_Brief_: Copy every entry word for word, but skip the pictures.

*** Opening Material shown ***

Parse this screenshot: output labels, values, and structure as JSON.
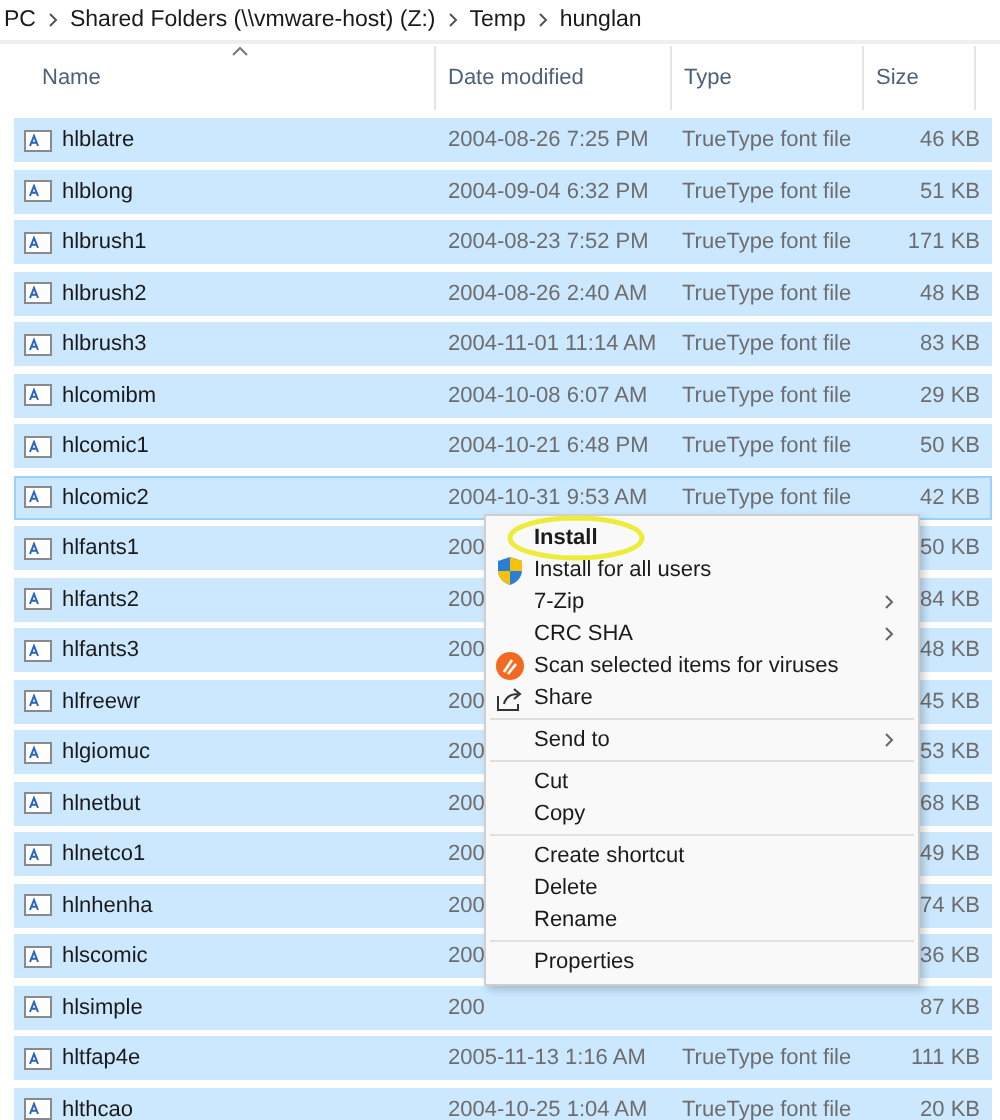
{
  "breadcrumb": [
    "PC",
    "Shared Folders (\\\\vmware-host) (Z:)",
    "Temp",
    "hunglan"
  ],
  "table": {
    "columns": [
      {
        "label": "Name",
        "sorted": true
      },
      {
        "label": "Date modified",
        "sorted": false
      },
      {
        "label": "Type",
        "sorted": false
      },
      {
        "label": "Size",
        "sorted": false
      }
    ],
    "rows": [
      {
        "name": "hlblatre",
        "date": "2004-08-26 7:25 PM",
        "type": "TrueType font file",
        "size": "46 KB",
        "selected": true,
        "focused": false
      },
      {
        "name": "hlblong",
        "date": "2004-09-04 6:32 PM",
        "type": "TrueType font file",
        "size": "51 KB",
        "selected": true,
        "focused": false
      },
      {
        "name": "hlbrush1",
        "date": "2004-08-23 7:52 PM",
        "type": "TrueType font file",
        "size": "171 KB",
        "selected": true,
        "focused": false
      },
      {
        "name": "hlbrush2",
        "date": "2004-08-26 2:40 AM",
        "type": "TrueType font file",
        "size": "48 KB",
        "selected": true,
        "focused": false
      },
      {
        "name": "hlbrush3",
        "date": "2004-11-01 11:14 AM",
        "type": "TrueType font file",
        "size": "83 KB",
        "selected": true,
        "focused": false
      },
      {
        "name": "hlcomibm",
        "date": "2004-10-08 6:07 AM",
        "type": "TrueType font file",
        "size": "29 KB",
        "selected": true,
        "focused": false
      },
      {
        "name": "hlcomic1",
        "date": "2004-10-21 6:48 PM",
        "type": "TrueType font file",
        "size": "50 KB",
        "selected": true,
        "focused": false
      },
      {
        "name": "hlcomic2",
        "date": "2004-10-31 9:53 AM",
        "type": "TrueType font file",
        "size": "42 KB",
        "selected": true,
        "focused": true
      },
      {
        "name": "hlfants1",
        "date": "200",
        "size": "50 KB",
        "selected": true,
        "focused": false
      },
      {
        "name": "hlfants2",
        "date": "200",
        "size": "84 KB",
        "selected": true,
        "focused": false
      },
      {
        "name": "hlfants3",
        "date": "200",
        "size": "48 KB",
        "selected": true,
        "focused": false
      },
      {
        "name": "hlfreewr",
        "date": "200",
        "size": "45 KB",
        "selected": true,
        "focused": false
      },
      {
        "name": "hlgiomuc",
        "date": "200",
        "size": "53 KB",
        "selected": true,
        "focused": false
      },
      {
        "name": "hlnetbut",
        "date": "200",
        "size": "68 KB",
        "selected": true,
        "focused": false
      },
      {
        "name": "hlnetco1",
        "date": "200",
        "size": "49 KB",
        "selected": true,
        "focused": false
      },
      {
        "name": "hlnhenha",
        "date": "200",
        "size": "74 KB",
        "selected": true,
        "focused": false
      },
      {
        "name": "hlscomic",
        "date": "200",
        "size": "36 KB",
        "selected": true,
        "focused": false
      },
      {
        "name": "hlsimple",
        "date": "200",
        "size": "87 KB",
        "selected": true,
        "focused": false
      },
      {
        "name": "hltfap4e",
        "date": "2005-11-13 1:16 AM",
        "type": "TrueType font file",
        "size": "111 KB",
        "selected": true,
        "focused": false
      },
      {
        "name": "hlthcao",
        "date": "2004-10-25 1:04 AM",
        "type": "TrueType font file",
        "size": "20 KB",
        "selected": true,
        "focused": false
      }
    ]
  },
  "context_menu": {
    "groups": [
      [
        {
          "label": "Install",
          "default": true,
          "highlighted": true,
          "submenu": false
        },
        {
          "label": "Install for all users",
          "default": false,
          "highlighted": false,
          "submenu": false
        },
        {
          "label": "7-Zip",
          "default": false,
          "highlighted": false,
          "submenu": true
        },
        {
          "label": "CRC SHA",
          "default": false,
          "highlighted": false,
          "submenu": true
        },
        {
          "label": "Scan selected items for viruses",
          "default": false,
          "highlighted": false,
          "submenu": false
        },
        {
          "label": "Share",
          "default": false,
          "highlighted": false,
          "submenu": false
        }
      ],
      [
        {
          "label": "Send to",
          "default": false,
          "highlighted": false,
          "submenu": true
        }
      ],
      [
        {
          "label": "Cut",
          "default": false,
          "highlighted": false,
          "submenu": false
        },
        {
          "label": "Copy",
          "default": false,
          "highlighted": false,
          "submenu": false
        }
      ],
      [
        {
          "label": "Create shortcut",
          "default": false,
          "highlighted": false,
          "submenu": false
        },
        {
          "label": "Delete",
          "default": false,
          "highlighted": false,
          "submenu": false
        },
        {
          "label": "Rename",
          "default": false,
          "highlighted": false,
          "submenu": false
        }
      ],
      [
        {
          "label": "Properties",
          "default": false,
          "highlighted": false,
          "submenu": false
        }
      ]
    ]
  }
}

*** Closing Material shown ***

_Exercise result_:
Parse this screenshot: output labels, values, and structure as JSON.
{
  "breadcrumb": [
    "PC",
    "Shared Folders (\\\\vmware-host) (Z:)",
    "Temp",
    "hunglan"
  ],
  "table": {
    "columns": [
      {
        "label": "Name",
        "sorted": true
      },
      {
        "label": "Date modified",
        "sorted": false
      },
      {
        "label": "Type",
        "sorted": false
      },
      {
        "label": "Size",
        "sorted": false
      }
    ],
    "rows": [
      {
        "name": "hlblatre",
        "date": "2004-08-26 7:25 PM",
        "type": "TrueType font file",
        "size": "46 KB",
        "selected": true,
        "focused": false
      },
      {
        "name": "hlblong",
        "date": "2004-09-04 6:32 PM",
        "type": "TrueType font file",
        "size": "51 KB",
        "selected": true,
        "focused": false
      },
      {
        "name": "hlbrush1",
        "date": "2004-08-23 7:52 PM",
        "type": "TrueType font file",
        "size": "171 KB",
        "selected": true,
        "focused": false
      },
      {
        "name": "hlbrush2",
        "date": "2004-08-26 2:40 AM",
        "type": "TrueType font file",
        "size": "48 KB",
        "selected": true,
        "focused": false
      },
      {
        "name": "hlbrush3",
        "date": "2004-11-01 11:14 AM",
        "type": "TrueType font file",
        "size": "83 KB",
        "selected": true,
        "focused": false
      },
      {
        "name": "hlcomibm",
        "date": "2004-10-08 6:07 AM",
        "type": "TrueType font file",
        "size": "29 KB",
        "selected": true,
        "focused": false
      },
      {
        "name": "hlcomic1",
        "date": "2004-10-21 6:48 PM",
        "type": "TrueType font file",
        "size": "50 KB",
        "selected": true,
        "focused": false
      },
      {
        "name": "hlcomic2",
        "date": "2004-10-31 9:53 AM",
        "type": "TrueType font file",
        "size": "42 KB",
        "selected": true,
        "focused": true
      },
      {
        "name": "hlfants1",
        "date": "200",
        "size": "50 KB",
        "selected": true,
        "focused": false
      },
      {
        "name": "hlfants2",
        "date": "200",
        "size": "84 KB",
        "selected": true,
        "focused": false
      },
      {
        "name": "hlfants3",
        "date": "200",
        "size": "48 KB",
        "selected": true,
        "focused": false
      },
      {
        "name": "hlfreewr",
        "date": "200",
        "size": "45 KB",
        "selected": true,
        "focused": false
      },
      {
        "name": "hlgiomuc",
        "date": "200",
        "size": "53 KB",
        "selected": true,
        "focused": false
      },
      {
        "name": "hlnetbut",
        "date": "200",
        "size": "68 KB",
        "selected": true,
        "focused": false
      },
      {
        "name": "hlnetco1",
        "date": "200",
        "size": "49 KB",
        "selected": true,
        "focused": false
      },
      {
        "name": "hlnhenha",
        "date": "200",
        "size": "74 KB",
        "selected": true,
        "focused": false
      },
      {
        "name": "hlscomic",
        "date": "200",
        "size": "36 KB",
        "selected": true,
        "focused": false
      },
      {
        "name": "hlsimple",
        "date": "200",
        "size": "87 KB",
        "selected": true,
        "focused": false
      },
      {
        "name": "hltfap4e",
        "date": "2005-11-13 1:16 AM",
        "type": "TrueType font file",
        "size": "111 KB",
        "selected": true,
        "focused": false
      },
      {
        "name": "hlthcao",
        "date": "2004-10-25 1:04 AM",
        "type": "TrueType font file",
        "size": "20 KB",
        "selected": true,
        "focused": false
      }
    ]
  },
  "context_menu": {
    "groups": [
      [
        {
          "label": "Install",
          "default": true,
          "highlighted": true,
          "submenu": false
        },
        {
          "label": "Install for all users",
          "default": false,
          "highlighted": false,
          "submenu": false
        },
        {
          "label": "7-Zip",
          "default": false,
          "highlighted": false,
          "submenu": true
        },
        {
          "label": "CRC SHA",
          "default": false,
          "highlighted": false,
          "submenu": true
        },
        {
          "label": "Scan selected items for viruses",
          "default": false,
          "highlighted": false,
          "submenu": false
        },
        {
          "label": "Share",
          "default": false,
          "highlighted": false,
          "submenu": false
        }
      ],
      [
        {
          "label": "Send to",
          "default": false,
          "highlighted": false,
          "submenu": true
        }
      ],
      [
        {
          "label": "Cut",
          "default": false,
          "highlighted": false,
          "submenu": false
        },
        {
          "label": "Copy",
          "default": false,
          "highlighted": false,
          "submenu": false
        }
      ],
      [
        {
          "label": "Create shortcut",
          "default": false,
          "highlighted": false,
          "submenu": false
        },
        {
          "label": "Delete",
          "default": false,
          "highlighted": false,
          "submenu": false
        },
        {
          "label": "Rename",
          "default": false,
          "highlighted": false,
          "submenu": false
        }
      ],
      [
        {
          "label": "Properties",
          "default": false,
          "highlighted": false,
          "submenu": false
        }
      ]
    ]
  }
}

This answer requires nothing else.